┏━━
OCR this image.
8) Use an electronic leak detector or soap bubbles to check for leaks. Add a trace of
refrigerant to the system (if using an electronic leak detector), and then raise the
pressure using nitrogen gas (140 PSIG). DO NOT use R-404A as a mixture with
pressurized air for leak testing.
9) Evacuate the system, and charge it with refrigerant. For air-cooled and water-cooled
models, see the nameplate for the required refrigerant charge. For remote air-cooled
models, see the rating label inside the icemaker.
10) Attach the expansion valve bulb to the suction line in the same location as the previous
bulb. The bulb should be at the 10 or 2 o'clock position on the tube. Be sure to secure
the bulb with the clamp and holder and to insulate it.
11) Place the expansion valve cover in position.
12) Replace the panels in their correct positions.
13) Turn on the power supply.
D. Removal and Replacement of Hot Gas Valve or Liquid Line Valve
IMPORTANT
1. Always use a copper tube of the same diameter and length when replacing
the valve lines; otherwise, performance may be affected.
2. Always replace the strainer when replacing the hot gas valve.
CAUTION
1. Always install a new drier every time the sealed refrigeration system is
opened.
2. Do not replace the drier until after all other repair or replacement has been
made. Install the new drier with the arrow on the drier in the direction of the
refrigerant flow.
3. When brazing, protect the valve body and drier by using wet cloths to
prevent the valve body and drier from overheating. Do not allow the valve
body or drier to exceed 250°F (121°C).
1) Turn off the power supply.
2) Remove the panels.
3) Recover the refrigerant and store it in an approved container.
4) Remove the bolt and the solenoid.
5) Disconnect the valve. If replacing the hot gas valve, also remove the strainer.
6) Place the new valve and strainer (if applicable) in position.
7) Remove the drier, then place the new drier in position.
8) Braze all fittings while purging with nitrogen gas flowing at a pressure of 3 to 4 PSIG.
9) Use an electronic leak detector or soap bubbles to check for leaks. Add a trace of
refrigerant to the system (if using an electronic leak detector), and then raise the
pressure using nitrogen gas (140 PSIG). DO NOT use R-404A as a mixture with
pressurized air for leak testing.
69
┗━━
Repeat back the data above, exact to the last character.

OCR this image.
8) Use an electronic leak detector or soap bubbles to check for leaks. Add a trace of
refrigerant to the system (if using an electronic leak detector), and then raise the
pressure using nitrogen gas (140 PSIG). DO NOT use R-404A as a mixture with
pressurized air for leak testing.
9) Evacuate the system, and charge it with refrigerant. For air-cooled and water-cooled
models, see the nameplate for the required refrigerant charge. For remote air-cooled
models, see the rating label inside the icemaker.
10) Attach the expansion valve bulb to the suction line in the same location as the previous
bulb. The bulb should be at the 10 or 2 o'clock position on the tube. Be sure to secure
the bulb with the clamp and holder and to insulate it.
11) Place the expansion valve cover in position.
12) Replace the panels in their correct positions.
13) Turn on the power supply.
D. Removal and Replacement of Hot Gas Valve or Liquid Line Valve
IMPORTANT
1. Always use a copper tube of the same diameter and length when replacing
the valve lines; otherwise, performance may be affected.
2. Always replace the strainer when replacing the hot gas valve.
CAUTION
1. Always install a new drier every time the sealed refrigeration system is
opened.
2. Do not replace the drier until after all other repair or replacement has been
made. Install the new drier with the arrow on the drier in the direction of the
refrigerant flow.
3. When brazing, protect the valve body and drier by using wet cloths to
prevent the valve body and drier from overheating. Do not allow the valve
body or drier to exceed 250°F (121°C).
1) Turn off the power supply.
2) Remove the panels.
3) Recover the refrigerant and store it in an approved container.
4) Remove the bolt and the solenoid.
5) Disconnect the valve. If replacing the hot gas valve, also remove the strainer.
6) Place the new valve and strainer (if applicable) in position.
7) Remove the drier, then place the new drier in position.
8) Braze all fittings while purging with nitrogen gas flowing at a pressure of 3 to 4 PSIG.
9) Use an electronic leak detector or soap bubbles to check for leaks. Add a trace of
refrigerant to the system (if using an electronic leak detector), and then raise the
pressure using nitrogen gas (140 PSIG). DO NOT use R-404A as a mixture with
pressurized air for leak testing.
69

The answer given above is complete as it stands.